### STATED EXERCISE
Set the following entries down again exactly, line by line.
━━━━━ RECORDS PROVIDED
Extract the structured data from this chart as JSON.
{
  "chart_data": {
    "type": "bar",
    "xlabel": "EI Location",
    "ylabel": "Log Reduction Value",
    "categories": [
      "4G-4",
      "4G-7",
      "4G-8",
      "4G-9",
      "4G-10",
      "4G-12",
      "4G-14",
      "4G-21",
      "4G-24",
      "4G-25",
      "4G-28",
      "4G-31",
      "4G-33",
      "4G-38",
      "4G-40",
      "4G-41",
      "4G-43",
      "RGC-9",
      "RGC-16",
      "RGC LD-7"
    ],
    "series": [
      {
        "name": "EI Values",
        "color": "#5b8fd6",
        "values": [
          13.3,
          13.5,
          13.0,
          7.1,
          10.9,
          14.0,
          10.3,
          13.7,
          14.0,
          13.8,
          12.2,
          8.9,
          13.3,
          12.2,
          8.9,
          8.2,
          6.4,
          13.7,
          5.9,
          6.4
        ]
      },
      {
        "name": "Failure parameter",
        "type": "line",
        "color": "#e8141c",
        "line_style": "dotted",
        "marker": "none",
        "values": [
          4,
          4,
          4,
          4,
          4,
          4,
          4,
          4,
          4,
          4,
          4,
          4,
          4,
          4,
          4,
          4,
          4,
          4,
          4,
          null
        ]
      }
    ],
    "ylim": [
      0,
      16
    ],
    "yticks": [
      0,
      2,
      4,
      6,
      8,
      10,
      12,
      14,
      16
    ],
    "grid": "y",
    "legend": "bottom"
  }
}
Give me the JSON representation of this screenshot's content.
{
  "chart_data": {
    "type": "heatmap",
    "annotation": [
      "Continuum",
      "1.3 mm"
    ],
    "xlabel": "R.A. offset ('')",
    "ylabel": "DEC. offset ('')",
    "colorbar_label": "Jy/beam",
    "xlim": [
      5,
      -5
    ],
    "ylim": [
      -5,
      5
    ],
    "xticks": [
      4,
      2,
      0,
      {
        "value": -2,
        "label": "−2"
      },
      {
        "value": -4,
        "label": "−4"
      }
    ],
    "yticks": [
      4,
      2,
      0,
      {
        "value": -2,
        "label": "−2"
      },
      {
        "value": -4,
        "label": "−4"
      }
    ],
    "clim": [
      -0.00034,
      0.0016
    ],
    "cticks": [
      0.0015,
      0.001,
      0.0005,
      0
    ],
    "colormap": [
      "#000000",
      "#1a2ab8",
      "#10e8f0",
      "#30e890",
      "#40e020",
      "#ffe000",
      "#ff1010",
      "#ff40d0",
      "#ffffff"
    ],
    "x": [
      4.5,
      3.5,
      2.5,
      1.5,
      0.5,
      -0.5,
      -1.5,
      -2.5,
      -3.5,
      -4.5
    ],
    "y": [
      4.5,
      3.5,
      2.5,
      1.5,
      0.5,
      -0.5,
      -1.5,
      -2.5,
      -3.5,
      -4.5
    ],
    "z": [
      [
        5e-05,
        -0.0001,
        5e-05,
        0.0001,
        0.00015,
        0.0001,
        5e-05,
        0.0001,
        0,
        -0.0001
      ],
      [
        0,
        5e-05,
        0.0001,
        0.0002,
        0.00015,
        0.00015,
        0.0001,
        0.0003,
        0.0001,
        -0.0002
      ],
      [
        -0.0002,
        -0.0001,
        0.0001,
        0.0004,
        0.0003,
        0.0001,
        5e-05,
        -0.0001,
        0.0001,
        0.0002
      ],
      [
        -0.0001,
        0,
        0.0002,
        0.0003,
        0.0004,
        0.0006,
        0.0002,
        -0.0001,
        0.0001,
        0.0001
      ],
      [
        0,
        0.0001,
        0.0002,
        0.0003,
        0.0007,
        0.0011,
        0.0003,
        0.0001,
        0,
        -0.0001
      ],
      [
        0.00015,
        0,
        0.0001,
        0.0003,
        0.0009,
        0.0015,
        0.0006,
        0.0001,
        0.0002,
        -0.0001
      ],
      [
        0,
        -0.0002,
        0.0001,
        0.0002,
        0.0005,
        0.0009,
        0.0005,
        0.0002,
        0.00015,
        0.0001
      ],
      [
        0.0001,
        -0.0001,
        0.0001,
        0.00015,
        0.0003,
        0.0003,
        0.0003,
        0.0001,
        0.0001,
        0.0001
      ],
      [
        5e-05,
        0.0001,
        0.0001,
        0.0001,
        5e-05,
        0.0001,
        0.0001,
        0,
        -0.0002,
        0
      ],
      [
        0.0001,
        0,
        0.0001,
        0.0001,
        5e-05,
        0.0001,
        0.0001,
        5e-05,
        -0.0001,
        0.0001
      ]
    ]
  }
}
━━━━━━━━━━
### SOLUTION FOR THIS EXERCISE
Extract the structured data from this chart as JSON.
{
  "chart_data": {
    "type": "bar",
    "xlabel": "EI Location",
    "ylabel": "Log Reduction Value",
    "categories": [
      "4G-4",
      "4G-7",
      "4G-8",
      "4G-9",
      "4G-10",
      "4G-12",
      "4G-14",
      "4G-21",
      "4G-24",
      "4G-25",
      "4G-28",
      "4G-31",
      "4G-33",
      "4G-38",
      "4G-40",
      "4G-41",
      "4G-43",
      "RGC-9",
      "RGC-16",
      "RGC LD-7"
    ],
    "series": [
      {
        "name": "EI Values",
        "color": "#5b8fd6",
        "values": [
          13.3,
          13.5,
          13.0,
          7.1,
          10.9,
          14.0,
          10.3,
          13.7,
          14.0,
          13.8,
          12.2,
          8.9,
          13.3,
          12.2,
          8.9,
          8.2,
          6.4,
          13.7,
          5.9,
          6.4
        ]
      },
      {
        "name": "Failure parameter",
        "type": "line",
        "color": "#e8141c",
        "line_style": "dotted",
        "marker": "none",
        "values": [
          4,
          4,
          4,
          4,
          4,
          4,
          4,
          4,
          4,
          4,
          4,
          4,
          4,
          4,
          4,
          4,
          4,
          4,
          4,
          null
        ]
      }
    ],
    "ylim": [
      0,
      16
    ],
    "yticks": [
      0,
      2,
      4,
      6,
      8,
      10,
      12,
      14,
      16
    ],
    "grid": "y",
    "legend": "bottom"
  }
}
Give me the JSON representation of this screenshot's content.
{
  "chart_data": {
    "type": "heatmap",
    "annotation": [
      "Continuum",
      "1.3 mm"
    ],
    "xlabel": "R.A. offset ('')",
    "ylabel": "DEC. offset ('')",
    "colorbar_label": "Jy/beam",
    "xlim": [
      5,
      -5
    ],
    "ylim": [
      -5,
      5
    ],
    "xticks": [
      4,
      2,
      0,
      {
        "value": -2,
        "label": "−2"
      },
      {
        "value": -4,
        "label": "−4"
      }
    ],
    "yticks": [
      4,
      2,
      0,
      {
        "value": -2,
        "label": "−2"
      },
      {
        "value": -4,
        "label": "−4"
      }
    ],
    "clim": [
      -0.00034,
      0.0016
    ],
    "cticks": [
      0.0015,
      0.001,
      0.0005,
      0
    ],
    "colormap": [
      "#000000",
      "#1a2ab8",
      "#10e8f0",
      "#30e890",
      "#40e020",
      "#ffe000",
      "#ff1010",
      "#ff40d0",
      "#ffffff"
    ],
    "x": [
      4.5,
      3.5,
      2.5,
      1.5,
      0.5,
      -0.5,
      -1.5,
      -2.5,
      -3.5,
      -4.5
    ],
    "y": [
      4.5,
      3.5,
      2.5,
      1.5,
      0.5,
      -0.5,
      -1.5,
      -2.5,
      -3.5,
      -4.5
    ],
    "z": [
      [
        5e-05,
        -0.0001,
        5e-05,
        0.0001,
        0.00015,
        0.0001,
        5e-05,
        0.0001,
        0,
        -0.0001
      ],
      [
        0,
        5e-05,
        0.0001,
        0.0002,
        0.00015,
        0.00015,
        0.0001,
        0.0003,
        0.0001,
        -0.0002
      ],
      [
        -0.0002,
        -0.0001,
        0.0001,
        0.0004,
        0.0003,
        0.0001,
        5e-05,
        -0.0001,
        0.0001,
        0.0002
      ],
      [
        -0.0001,
        0,
        0.0002,
        0.0003,
        0.0004,
        0.0006,
        0.0002,
        -0.0001,
        0.0001,
        0.0001
      ],
      [
        0,
        0.0001,
        0.0002,
        0.0003,
        0.0007,
        0.0011,
        0.0003,
        0.0001,
        0,
        -0.0001
      ],
      [
        0.00015,
        0,
        0.0001,
        0.0003,
        0.0009,
        0.0015,
        0.0006,
        0.0001,
        0.0002,
        -0.0001
      ],
      [
        0,
        -0.0002,
        0.0001,
        0.0002,
        0.0005,
        0.0009,
        0.0005,
        0.0002,
        0.00015,
        0.0001
      ],
      [
        0.0001,
        -0.0001,
        0.0001,
        0.00015,
        0.0003,
        0.0003,
        0.0003,
        0.0001,
        0.0001,
        0.0001
      ],
      [
        5e-05,
        0.0001,
        0.0001,
        0.0001,
        5e-05,
        0.0001,
        0.0001,
        0,
        -0.0002,
        0
      ],
      [
        0.0001,
        0,
        0.0001,
        0.0001,
        5e-05,
        0.0001,
        0.0001,
        5e-05,
        -0.0001,
        0.0001
      ]
    ]
  }
}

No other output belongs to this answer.